[Data excerpts]
= = =
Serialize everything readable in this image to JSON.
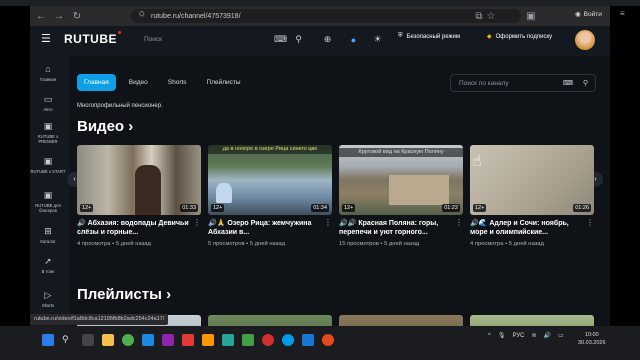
{
  "browser": {
    "url": "rutube.ru/channel/47573918/",
    "login_label": "Войти"
  },
  "header": {
    "logo": "RUTUBE",
    "search_placeholder": "Поиск",
    "safe_mode": "Безопасный режим",
    "subscribe": "Оформить подписку"
  },
  "sidebar": {
    "items": [
      {
        "label": "Главная",
        "icon": "home-icon"
      },
      {
        "label": "Авто",
        "icon": "car-icon"
      },
      {
        "label": "RUTUBE x PREMIER",
        "icon": "premier-icon"
      },
      {
        "label": "RUTUBE x START",
        "icon": "start-icon"
      },
      {
        "label": "RUTUBE для блогеров",
        "icon": "bloggers-icon"
      },
      {
        "label": "Каталог",
        "icon": "catalog-icon"
      },
      {
        "label": "В топе",
        "icon": "rocket-icon"
      },
      {
        "label": "Shorts",
        "icon": "shorts-icon"
      }
    ]
  },
  "channel": {
    "tabs": [
      "Главная",
      "Видео",
      "Shorts",
      "Плейлисты"
    ],
    "active_tab": 0,
    "search_placeholder": "Поиск по каналу",
    "description": "Многопрофильный пенсионер.",
    "videos_title": "Видео",
    "playlists_title": "Плейлисты"
  },
  "videos": [
    {
      "title": "🔊 Абхазия: водопады Девичьи слёзы и горные...",
      "views": "4 просмотра",
      "age": "5 дней назад",
      "duration": "01:33",
      "rating": "12+",
      "overlay": ""
    },
    {
      "title": "🔊🙏 Озеро Рица: жемчужина Абхазии в...",
      "views": "5 просмотров",
      "age": "5 дней назад",
      "duration": "01:34",
      "rating": "12+",
      "overlay": "да в нояоре в озере Рица синего цве"
    },
    {
      "title": "🔊🔊 Красная Поляна: горы, перепечи и уют горного...",
      "views": "15 просмотров",
      "age": "5 дней назад",
      "duration": "01:22",
      "rating": "12+",
      "overlay": "Круговой вид на Красную Поляну"
    },
    {
      "title": "🔊🌊 Адлер и Сочи: ноябрь, море и олимпийские...",
      "views": "4 просмотра",
      "age": "5 дней назад",
      "duration": "01:26",
      "rating": "12+",
      "overlay": ""
    }
  ],
  "status_url": "rutube.ru/video/f1a8dc8ca12195fb8b2adc254c24a17/",
  "taskbar": {
    "lang": "РУС",
    "time": "10:00",
    "date": "30.03.2026"
  }
}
= = =
Copy out all of the material exactly as written, without its pictures.

▸ Expected output:
Serialize everything readable in this image to JSON.
{
  "browser": {
    "url": "rutube.ru/channel/47573918/",
    "login_label": "Войти"
  },
  "header": {
    "logo": "RUTUBE",
    "search_placeholder": "Поиск",
    "safe_mode": "Безопасный режим",
    "subscribe": "Оформить подписку"
  },
  "sidebar": {
    "items": [
      {
        "label": "Главная",
        "icon": "home-icon"
      },
      {
        "label": "Авто",
        "icon": "car-icon"
      },
      {
        "label": "RUTUBE x PREMIER",
        "icon": "premier-icon"
      },
      {
        "label": "RUTUBE x START",
        "icon": "start-icon"
      },
      {
        "label": "RUTUBE для блогеров",
        "icon": "bloggers-icon"
      },
      {
        "label": "Каталог",
        "icon": "catalog-icon"
      },
      {
        "label": "В топе",
        "icon": "rocket-icon"
      },
      {
        "label": "Shorts",
        "icon": "shorts-icon"
      }
    ]
  },
  "channel": {
    "tabs": [
      "Главная",
      "Видео",
      "Shorts",
      "Плейлисты"
    ],
    "active_tab": 0,
    "search_placeholder": "Поиск по каналу",
    "description": "Многопрофильный пенсионер.",
    "videos_title": "Видео",
    "playlists_title": "Плейлисты"
  },
  "videos": [
    {
      "title": "🔊 Абхазия: водопады Девичьи слёзы и горные...",
      "views": "4 просмотра",
      "age": "5 дней назад",
      "duration": "01:33",
      "rating": "12+",
      "overlay": ""
    },
    {
      "title": "🔊🙏 Озеро Рица: жемчужина Абхазии в...",
      "views": "5 просмотров",
      "age": "5 дней назад",
      "duration": "01:34",
      "rating": "12+",
      "overlay": "да в нояоре в озере Рица синего цве"
    },
    {
      "title": "🔊🔊 Красная Поляна: горы, перепечи и уют горного...",
      "views": "15 просмотров",
      "age": "5 дней назад",
      "duration": "01:22",
      "rating": "12+",
      "overlay": "Круговой вид на Красную Поляну"
    },
    {
      "title": "🔊🌊 Адлер и Сочи: ноябрь, море и олимпийские...",
      "views": "4 просмотра",
      "age": "5 дней назад",
      "duration": "01:26",
      "rating": "12+",
      "overlay": ""
    }
  ],
  "status_url": "rutube.ru/video/f1a8dc8ca12195fb8b2adc254c24a17/",
  "taskbar": {
    "lang": "РУС",
    "time": "10:00",
    "date": "30.03.2026"
  }
}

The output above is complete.